* begin Selected extract *

Re: [PATCH 2/4] swiotlb: Add a new cc-swiotlb implementation for Confidential VMs

linux-coco.lists.linux.dev archive mirror
 help / color / mirror / Atom feed

From: Guorui Yu <GuoRui.Yu@linux.alibaba.com>
To: Andi Kleen <ak@linux.intel.com>,
	linux-kernel@vger.kernel.org, iommu@lists.linux-foundation.org,
	konrad.wilk@oracle.com, linux-coco@lists.linux.dev
Cc: robin.murphy@arm.com
Subject: Re: [PATCH 2/4] swiotlb: Add a new cc-swiotlb implementation for Confidential VMs
Date: Mon, 30 Jan 2023 10:25:06 +0800	[thread overview]
Message-ID: <2ec59355-c8d5-c794-16e8-7d646b43c455@linux.alibaba.com> (raw)
In-Reply-To: <9b167caf-1b10-f97a-d96a-b7ead8e785e8@linux.intel.com>

在 2023/1/30 00:58, Andi Kleen 写道:
> 
> On 1/28/2023 12:32 AM, GuoRui.Yu wrote:
>> Under COnfidential COmputing (CoCo) scenarios, the VMM cannot access
>> guest memory directly but requires the guest to explicitly mark the
>> memory as shared (decrypted). To make the streaming DMA mappings work,
>> the current implementation relays on legacy SWIOTLB to bounce the DMA
>> buffer between private (encrypted) and shared (decrypted) memory.
>>
>> However, the legacy swiotlb is designed for compatibility rather than
>> efficiency and CoCo purpose, which will inevitably introduce some
>> unnecessary restrictions.

* end Selected extract *
* begin Information shown *

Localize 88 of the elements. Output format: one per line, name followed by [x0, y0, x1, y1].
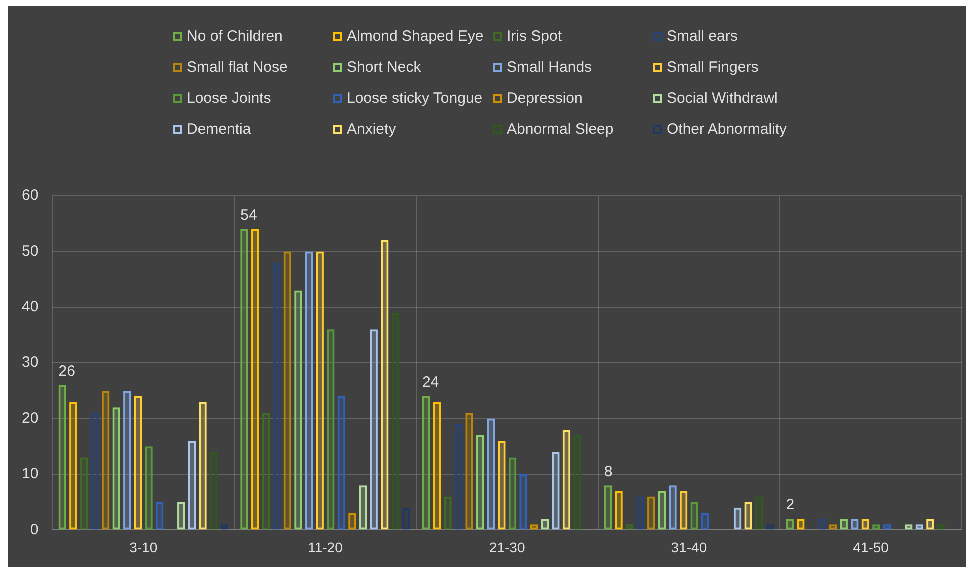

* end Information shown *

*Problems*
1) In the swiotlb thread, rewrite the quoted paragraph that begins "Under COnfidential COmputing (CoCo) scenarios" as a short bulleted list that keeps its main facts.
2) According to the quoted patch description in the swiotlb thread, what is the legacy swiotlb designed for?
3) Print the passage of the swiotlb thread starting with "在 2023/1/30 00:58, Andi" and going on through "shared (decrypted) memory.".

*Solutions to the exercise*
1)
- In Confidential Computing (CoCo) scenarios, the VMM cannot access guest memory directly.
- The guest must explicitly mark memory as shared (decrypted).
- The current implementation uses legacy SWIOTLB to make streaming DMA mappings work.
- Legacy SWIOTLB bounces the DMA buffer between private (encrypted) and shared (decrypted) memory.

2) It is designed for compatibility rather than efficiency and CoCo purpose.

3)
在 2023/1/30 00:58, Andi Kleen 写道:
> 
> On 1/28/2023 12:32 AM, GuoRui.Yu wrote:
>> Under COnfidential COmputing (CoCo) scenarios, the VMM cannot access
>> guest memory directly but requires the guest to explicitly mark the
>> memory as shared (decrypted). To make the streaming DMA mappings work,
>> the current implementation relays on legacy SWIOTLB to bounce the DMA
>> buffer between private (encrypted) and shared (decrypted) memory.